* **THE PROBLEM**: Check each line of the listing below for the string "Expectations", and copy the ones that have it.

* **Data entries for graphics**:

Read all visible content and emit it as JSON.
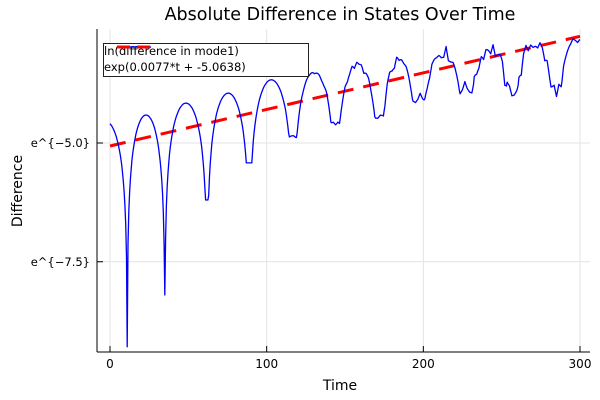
{
  "title": "Absolute Difference in States Over Time",
  "chart_data": {
    "type": "line",
    "title": "Absolute Difference in States Over Time",
    "xlabel": "Time",
    "ylabel": "Difference",
    "x_ticks": [
      0,
      100,
      200,
      300
    ],
    "y_ticks": [
      {
        "label": "e^{−5.0}",
        "ln_value": -5.0
      },
      {
        "label": "e^{−7.5}",
        "ln_value": -7.5
      }
    ],
    "xlim": [
      -8,
      306
    ],
    "ylim_ln": [
      -9.4,
      -2.6
    ],
    "grid": true,
    "legend_position": "top-left",
    "series": [
      {
        "name": "ln(difference in mode1)",
        "color": "#0000f5",
        "style": "solid",
        "description": "log-scale absolute difference between two trajectories; scalloped arcs with sharp cusps at sign changes, growing noise after t≈112, trending upward",
        "t_start": 0,
        "t_end": 300,
        "start_ln": -4.59,
        "cusp_times": [
          11,
          35,
          62,
          89,
          117,
          144,
          172,
          197,
          228,
          257,
          285
        ],
        "cusp_depths_ln": [
          -9.29,
          -8.2,
          -6.2,
          -5.42,
          -4.87,
          -4.6,
          -4.5,
          -4.05,
          -3.84,
          -3.88,
          -3.86
        ],
        "arc_peaks_ln": [
          -4.55,
          -4.41,
          -4.16,
          -3.95,
          -3.67,
          -3.51,
          -3.36,
          -3.28,
          -3.08,
          -3.0,
          -2.89,
          -2.85
        ],
        "virtual_bounds": [
          -16,
          312
        ],
        "noise_start_t": 112,
        "noise_ramp_per_t": 0.0012,
        "noise_max": 0.17
      },
      {
        "name": "exp(0.0077*t + -5.0638)",
        "color": "#ff0000",
        "style": "dashed",
        "slope": 0.0077,
        "intercept": -5.0638,
        "t_range": [
          0,
          300
        ]
      }
    ]
  },
  "legend": {
    "entries": [
      {
        "label": "ln(difference in mode1)"
      },
      {
        "label": "exp(0.0077*t + -5.0638)"
      }
    ]
  },
  "colors": {
    "blue_line": "#0000f5",
    "red_line": "#ff0000",
    "grid": "#e3e3e3",
    "axis": "#000000",
    "background": "#ffffff"
  }
}
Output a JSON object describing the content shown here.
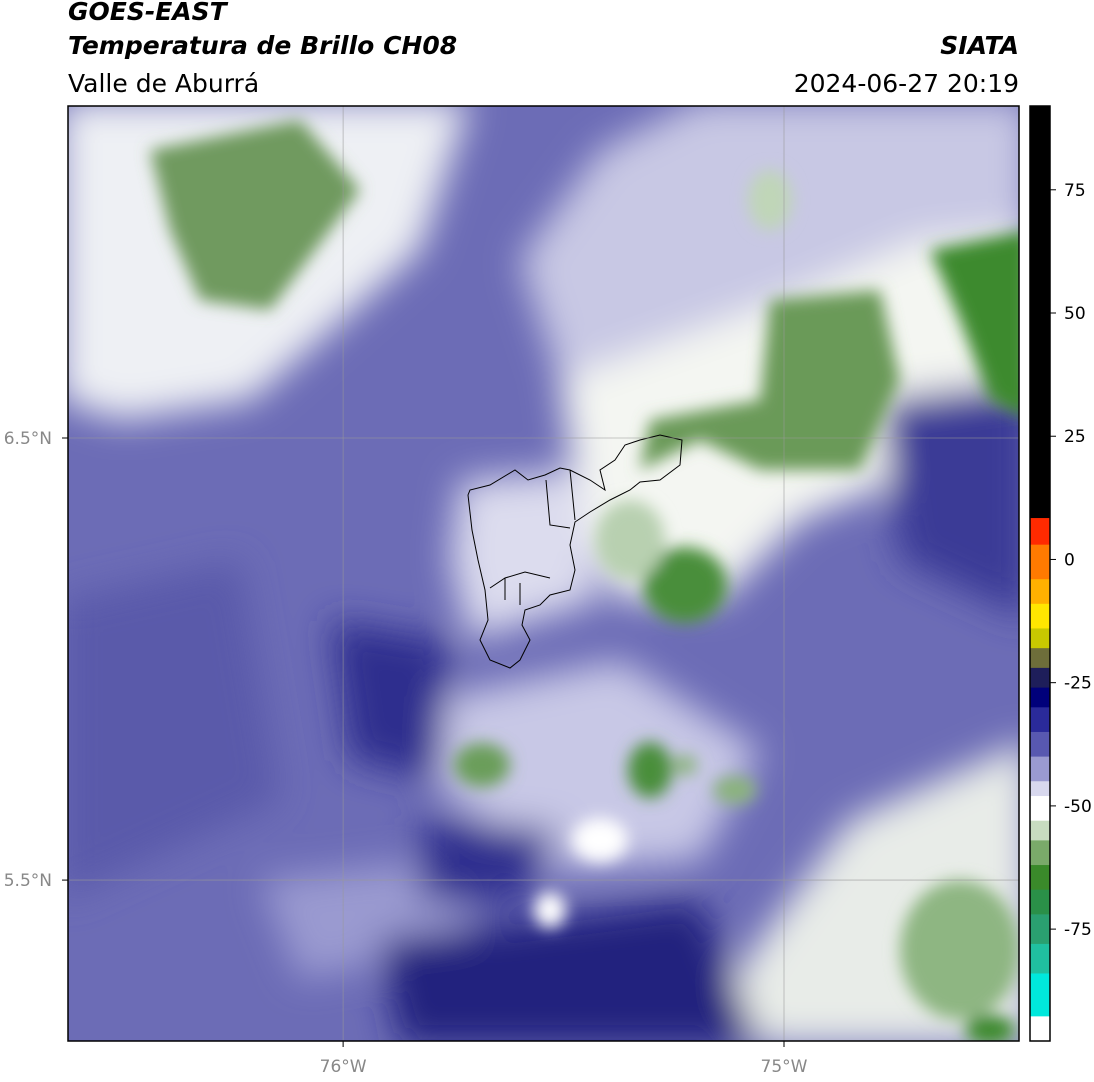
{
  "header": {
    "satellite": "GOES-EAST",
    "product": "Temperatura de Brillo CH08",
    "region": "Valle de Aburrá",
    "source": "SIATA",
    "datetime": "2024-06-27 20:19"
  },
  "map": {
    "xlim": [
      -76.624,
      -74.467
    ],
    "ylim": [
      5.136,
      7.251
    ],
    "xticks": [
      {
        "value": -76,
        "label": "76°W"
      },
      {
        "value": -75,
        "label": "75°W"
      }
    ],
    "yticks": [
      {
        "value": 6.5,
        "label": "6.5°N"
      },
      {
        "value": 5.5,
        "label": "5.5°N"
      }
    ],
    "grid": true
  },
  "colorbar": {
    "lim": [
      92,
      -97.7
    ],
    "ticks": [
      75,
      50,
      25,
      0,
      -25,
      -50,
      -75
    ],
    "segments": [
      [
        92,
        8.4,
        "#000000"
      ],
      [
        8.4,
        3,
        "#ff2a00"
      ],
      [
        3,
        -4,
        "#ff7a00"
      ],
      [
        -4,
        -9,
        "#ffb000"
      ],
      [
        -9,
        -14,
        "#ffe600"
      ],
      [
        -14,
        -18,
        "#c8c800"
      ],
      [
        -18,
        -22,
        "#6e6e3a"
      ],
      [
        -22,
        -26,
        "#1e1e5a"
      ],
      [
        -26,
        -30,
        "#00007a"
      ],
      [
        -30,
        -35,
        "#2a2a9a"
      ],
      [
        -35,
        -40,
        "#5858b0"
      ],
      [
        -40,
        -45,
        "#9a9ad0"
      ],
      [
        -45,
        -48,
        "#d8d8ee"
      ],
      [
        -48,
        -53,
        "#ffffff"
      ],
      [
        -53,
        -57,
        "#c8dcc0"
      ],
      [
        -57,
        -62,
        "#7aaa6a"
      ],
      [
        -62,
        -67,
        "#3a8a2a"
      ],
      [
        -67,
        -72,
        "#2a9048"
      ],
      [
        -72,
        -78,
        "#2aa070"
      ],
      [
        -78,
        -84,
        "#20c0a0"
      ],
      [
        -84,
        -92.7,
        "#00e8dc"
      ],
      [
        -92.7,
        -97.7,
        "#ffffff"
      ]
    ]
  }
}
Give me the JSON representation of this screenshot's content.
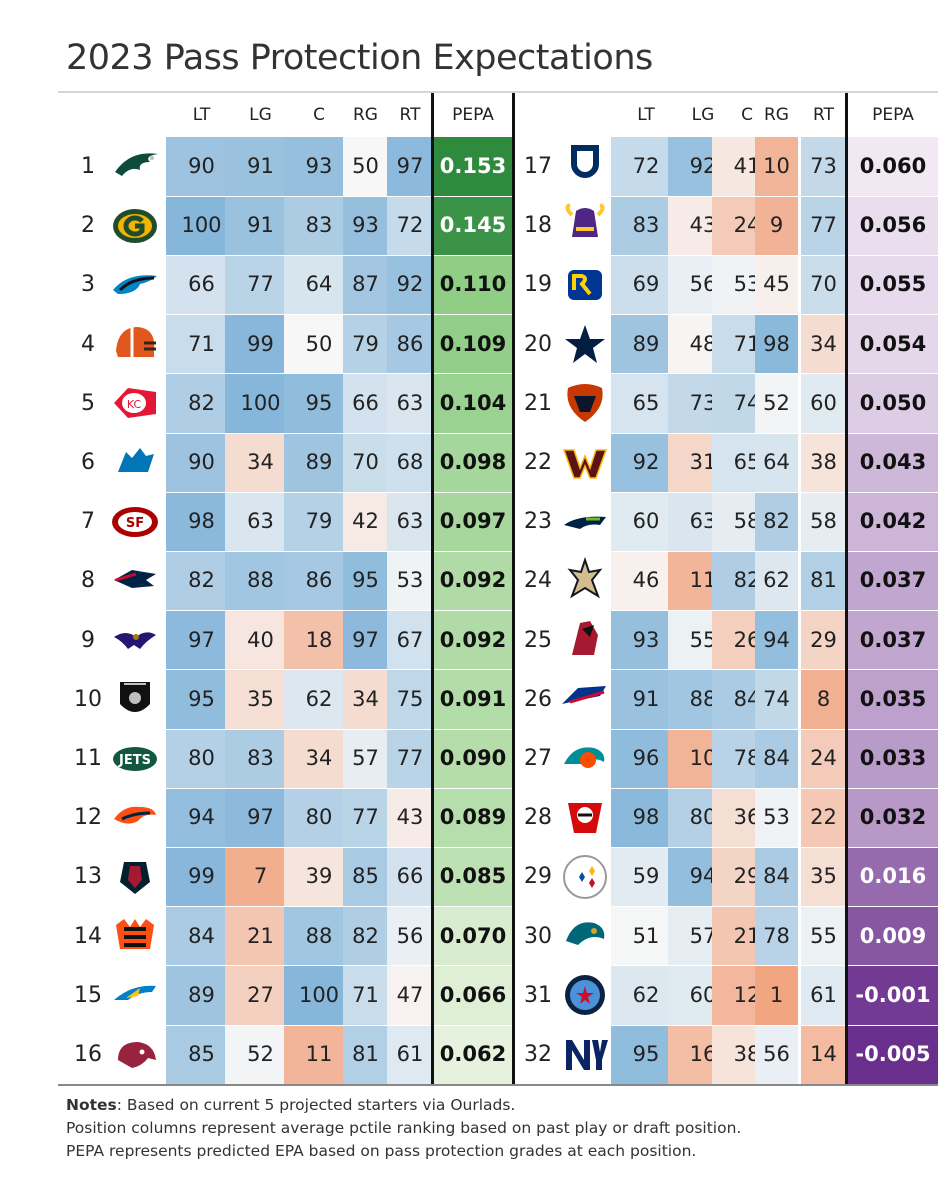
{
  "title": "2023 Pass Protection Expectations",
  "headers": {
    "lt": "LT",
    "lg": "LG",
    "c": "C",
    "rg": "RG",
    "rt": "RT",
    "pepa": "PEPA"
  },
  "colors": {
    "blue_high": "#86b6da",
    "neutral": "#f7f7f7",
    "orange_low": "#f1a37f",
    "green_high": "#2e8b3e",
    "green_low": "#e6f2dd",
    "purple_high": "#f1e8f4",
    "purple_low": "#6a2f8c"
  },
  "chart_data": {
    "type": "table",
    "title": "2023 Pass Protection Expectations",
    "columns": [
      "Rank",
      "Team",
      "LT",
      "LG",
      "C",
      "RG",
      "RT",
      "PEPA"
    ],
    "rows": [
      {
        "rank": "1",
        "team": "Eagles",
        "icon": "eagles-logo-icon",
        "lt": 90,
        "lg": 91,
        "c": 93,
        "rg": 50,
        "rt": 97,
        "pepa": "0.153"
      },
      {
        "rank": "2",
        "team": "Packers",
        "icon": "packers-logo-icon",
        "lt": 100,
        "lg": 91,
        "c": 83,
        "rg": 93,
        "rt": 72,
        "pepa": "0.145"
      },
      {
        "rank": "3",
        "team": "Panthers",
        "icon": "panthers-logo-icon",
        "lt": 66,
        "lg": 77,
        "c": 64,
        "rg": 87,
        "rt": 92,
        "pepa": "0.110"
      },
      {
        "rank": "4",
        "team": "Browns",
        "icon": "browns-logo-icon",
        "lt": 71,
        "lg": 99,
        "c": 50,
        "rg": 79,
        "rt": 86,
        "pepa": "0.109"
      },
      {
        "rank": "5",
        "team": "Chiefs",
        "icon": "chiefs-logo-icon",
        "lt": 82,
        "lg": 100,
        "c": 95,
        "rg": 66,
        "rt": 63,
        "pepa": "0.104"
      },
      {
        "rank": "6",
        "team": "Lions",
        "icon": "lions-logo-icon",
        "lt": 90,
        "lg": 34,
        "c": 89,
        "rg": 70,
        "rt": 68,
        "pepa": "0.098"
      },
      {
        "rank": "7",
        "team": "49ers",
        "icon": "49ers-logo-icon",
        "lt": 98,
        "lg": 63,
        "c": 79,
        "rg": 42,
        "rt": 63,
        "pepa": "0.097"
      },
      {
        "rank": "8",
        "team": "Patriots",
        "icon": "patriots-logo-icon",
        "lt": 82,
        "lg": 88,
        "c": 86,
        "rg": 95,
        "rt": 53,
        "pepa": "0.092"
      },
      {
        "rank": "9",
        "team": "Ravens",
        "icon": "ravens-logo-icon",
        "lt": 97,
        "lg": 40,
        "c": 18,
        "rg": 97,
        "rt": 67,
        "pepa": "0.092"
      },
      {
        "rank": "10",
        "team": "Raiders",
        "icon": "raiders-logo-icon",
        "lt": 95,
        "lg": 35,
        "c": 62,
        "rg": 34,
        "rt": 75,
        "pepa": "0.091"
      },
      {
        "rank": "11",
        "team": "Jets",
        "icon": "jets-logo-icon",
        "lt": 80,
        "lg": 83,
        "c": 34,
        "rg": 57,
        "rt": 77,
        "pepa": "0.090"
      },
      {
        "rank": "12",
        "team": "Broncos",
        "icon": "broncos-logo-icon",
        "lt": 94,
        "lg": 97,
        "c": 80,
        "rg": 77,
        "rt": 43,
        "pepa": "0.089"
      },
      {
        "rank": "13",
        "team": "Texans",
        "icon": "texans-logo-icon",
        "lt": 99,
        "lg": 7,
        "c": 39,
        "rg": 85,
        "rt": 66,
        "pepa": "0.085"
      },
      {
        "rank": "14",
        "team": "Bengals",
        "icon": "bengals-logo-icon",
        "lt": 84,
        "lg": 21,
        "c": 88,
        "rg": 82,
        "rt": 56,
        "pepa": "0.070"
      },
      {
        "rank": "15",
        "team": "Chargers",
        "icon": "chargers-logo-icon",
        "lt": 89,
        "lg": 27,
        "c": 100,
        "rg": 71,
        "rt": 47,
        "pepa": "0.066"
      },
      {
        "rank": "16",
        "team": "Cardinals",
        "icon": "cardinals-logo-icon",
        "lt": 85,
        "lg": 52,
        "c": 11,
        "rg": 81,
        "rt": 61,
        "pepa": "0.062"
      },
      {
        "rank": "17",
        "team": "Colts",
        "icon": "colts-logo-icon",
        "lt": 72,
        "lg": 92,
        "c": 41,
        "rg": 10,
        "rt": 73,
        "pepa": "0.060"
      },
      {
        "rank": "18",
        "team": "Vikings",
        "icon": "vikings-logo-icon",
        "lt": 83,
        "lg": 43,
        "c": 24,
        "rg": 9,
        "rt": 77,
        "pepa": "0.056"
      },
      {
        "rank": "19",
        "team": "Rams",
        "icon": "rams-logo-icon",
        "lt": 69,
        "lg": 56,
        "c": 53,
        "rg": 45,
        "rt": 70,
        "pepa": "0.055"
      },
      {
        "rank": "20",
        "team": "Cowboys",
        "icon": "cowboys-logo-icon",
        "lt": 89,
        "lg": 48,
        "c": 71,
        "rg": 98,
        "rt": 34,
        "pepa": "0.054"
      },
      {
        "rank": "21",
        "team": "Bears",
        "icon": "bears-logo-icon",
        "lt": 65,
        "lg": 73,
        "c": 74,
        "rg": 52,
        "rt": 60,
        "pepa": "0.050"
      },
      {
        "rank": "22",
        "team": "Commanders",
        "icon": "commanders-logo-icon",
        "lt": 92,
        "lg": 31,
        "c": 65,
        "rg": 64,
        "rt": 38,
        "pepa": "0.043"
      },
      {
        "rank": "23",
        "team": "Seahawks",
        "icon": "seahawks-logo-icon",
        "lt": 60,
        "lg": 63,
        "c": 58,
        "rg": 82,
        "rt": 58,
        "pepa": "0.042"
      },
      {
        "rank": "24",
        "team": "Saints",
        "icon": "saints-logo-icon",
        "lt": 46,
        "lg": 11,
        "c": 82,
        "rg": 62,
        "rt": 81,
        "pepa": "0.037"
      },
      {
        "rank": "25",
        "team": "Falcons",
        "icon": "falcons-logo-icon",
        "lt": 93,
        "lg": 55,
        "c": 26,
        "rg": 94,
        "rt": 29,
        "pepa": "0.037"
      },
      {
        "rank": "26",
        "team": "Bills",
        "icon": "bills-logo-icon",
        "lt": 91,
        "lg": 88,
        "c": 84,
        "rg": 74,
        "rt": 8,
        "pepa": "0.035"
      },
      {
        "rank": "27",
        "team": "Dolphins",
        "icon": "dolphins-logo-icon",
        "lt": 96,
        "lg": 10,
        "c": 78,
        "rg": 84,
        "rt": 24,
        "pepa": "0.033"
      },
      {
        "rank": "28",
        "team": "Buccaneers",
        "icon": "buccaneers-logo-icon",
        "lt": 98,
        "lg": 80,
        "c": 36,
        "rg": 53,
        "rt": 22,
        "pepa": "0.032"
      },
      {
        "rank": "29",
        "team": "Steelers",
        "icon": "steelers-logo-icon",
        "lt": 59,
        "lg": 94,
        "c": 29,
        "rg": 84,
        "rt": 35,
        "pepa": "0.016"
      },
      {
        "rank": "30",
        "team": "Jaguars",
        "icon": "jaguars-logo-icon",
        "lt": 51,
        "lg": 57,
        "c": 21,
        "rg": 78,
        "rt": 55,
        "pepa": "0.009"
      },
      {
        "rank": "31",
        "team": "Titans",
        "icon": "titans-logo-icon",
        "lt": 62,
        "lg": 60,
        "c": 12,
        "rg": 1,
        "rt": 61,
        "pepa": "-0.001"
      },
      {
        "rank": "32",
        "team": "Giants",
        "icon": "giants-logo-icon",
        "lt": 95,
        "lg": 16,
        "c": 38,
        "rg": 56,
        "rt": 14,
        "pepa": "-0.005"
      }
    ]
  },
  "notes": {
    "label": "Notes",
    "line1": ": Based on current 5 projected starters via Ourlads.",
    "line2": "Position columns represent average pctile ranking based on past play or draft position.",
    "line3": "PEPA represents predicted EPA based on pass protection grades at each position."
  }
}
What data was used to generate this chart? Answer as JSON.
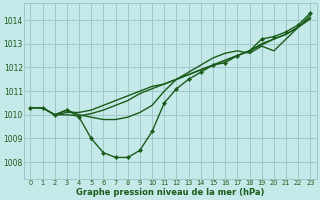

* **FULL SOLUTION**:
  "title": "2023 Pass Protection Expectations",
    "title": "2023 Pass Protection Expectations",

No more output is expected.